START Records supplied
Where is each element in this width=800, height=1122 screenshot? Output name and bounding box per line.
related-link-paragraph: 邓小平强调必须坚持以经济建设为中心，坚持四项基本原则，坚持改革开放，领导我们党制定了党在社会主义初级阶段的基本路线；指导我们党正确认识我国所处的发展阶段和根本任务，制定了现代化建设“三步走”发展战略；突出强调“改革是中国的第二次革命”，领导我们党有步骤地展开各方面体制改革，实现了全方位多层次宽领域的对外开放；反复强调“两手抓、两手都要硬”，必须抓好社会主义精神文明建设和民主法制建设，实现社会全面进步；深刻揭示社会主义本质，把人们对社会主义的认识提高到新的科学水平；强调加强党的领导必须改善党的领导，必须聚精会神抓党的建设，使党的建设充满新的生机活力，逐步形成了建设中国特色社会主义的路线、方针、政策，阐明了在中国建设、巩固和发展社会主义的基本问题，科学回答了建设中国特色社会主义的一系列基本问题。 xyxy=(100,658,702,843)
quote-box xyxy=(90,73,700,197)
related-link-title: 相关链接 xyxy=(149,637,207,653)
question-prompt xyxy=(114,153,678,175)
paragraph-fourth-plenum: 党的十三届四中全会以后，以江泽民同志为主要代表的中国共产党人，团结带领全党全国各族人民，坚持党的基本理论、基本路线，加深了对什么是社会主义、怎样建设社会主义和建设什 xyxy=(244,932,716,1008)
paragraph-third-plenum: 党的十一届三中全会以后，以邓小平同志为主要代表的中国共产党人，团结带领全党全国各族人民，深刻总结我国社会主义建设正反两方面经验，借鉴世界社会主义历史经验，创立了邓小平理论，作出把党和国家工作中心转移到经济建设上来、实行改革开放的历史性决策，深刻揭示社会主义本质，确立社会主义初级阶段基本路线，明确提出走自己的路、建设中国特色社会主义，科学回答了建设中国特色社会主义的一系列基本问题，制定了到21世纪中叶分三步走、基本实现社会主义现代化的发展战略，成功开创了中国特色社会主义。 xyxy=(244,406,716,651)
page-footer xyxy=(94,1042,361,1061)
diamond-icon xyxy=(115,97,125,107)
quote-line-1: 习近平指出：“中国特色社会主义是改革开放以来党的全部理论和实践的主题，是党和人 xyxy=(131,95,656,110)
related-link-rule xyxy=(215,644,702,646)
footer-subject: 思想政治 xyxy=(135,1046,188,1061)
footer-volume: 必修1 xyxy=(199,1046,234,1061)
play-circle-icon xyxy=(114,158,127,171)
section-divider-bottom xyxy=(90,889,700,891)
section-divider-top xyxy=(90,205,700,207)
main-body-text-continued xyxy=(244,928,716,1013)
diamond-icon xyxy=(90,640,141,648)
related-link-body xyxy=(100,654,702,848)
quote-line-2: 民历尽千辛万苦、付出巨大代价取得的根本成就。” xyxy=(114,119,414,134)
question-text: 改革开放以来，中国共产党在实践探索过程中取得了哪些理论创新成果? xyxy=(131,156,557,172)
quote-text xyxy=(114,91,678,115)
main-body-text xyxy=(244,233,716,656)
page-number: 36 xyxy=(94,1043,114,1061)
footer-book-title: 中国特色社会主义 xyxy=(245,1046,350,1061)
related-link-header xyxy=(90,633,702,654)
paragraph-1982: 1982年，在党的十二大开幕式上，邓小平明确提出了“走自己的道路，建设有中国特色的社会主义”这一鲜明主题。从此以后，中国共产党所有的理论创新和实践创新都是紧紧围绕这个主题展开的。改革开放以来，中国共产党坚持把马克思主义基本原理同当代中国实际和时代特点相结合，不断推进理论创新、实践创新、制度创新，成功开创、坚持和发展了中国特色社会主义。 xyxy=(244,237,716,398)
END Records supplied
- _Problem details_: Identify every line in the material above that contains the string "related", treating case as significant, and copy each such line in full.

- _Written answer_:
related-link-paragraph: 邓小平强调必须坚持以经济建设为中心，坚持四项基本原则，坚持改革开放，领导我们党制定了党在社会主义初级阶段的基本路线；指导我们党正确认识我国所处的发展阶段和根本任务，制定了现代化建设“三步走”发展战略；突出强调“改革是中国的第二次革命”，领导我们党有步骤地展开各方面体制改革，实现了全方位多层次宽领域的对外开放；反复强调“两手抓、两手都要硬”，必须抓好社会主义精神文明建设和民主法制建设，实现社会全面进步；深刻揭示社会主义本质，把人们对社会主义的认识提高到新的科学水平；强调加强党的领导必须改善党的领导，必须聚精会神抓党的建设，使党的建设充满新的生机活力，逐步形成了建设中国特色社会主义的路线、方针、政策，阐明了在中国建设、巩固和发展社会主义的基本问题，科学回答了建设中国特色社会主义的一系列基本问题。 xyxy=(100,658,702,843)
related-link-title: 相关链接 xyxy=(149,637,207,653)
related-link-rule xyxy=(215,644,702,646)
related-link-body xyxy=(100,654,702,848)
related-link-header xyxy=(90,633,702,654)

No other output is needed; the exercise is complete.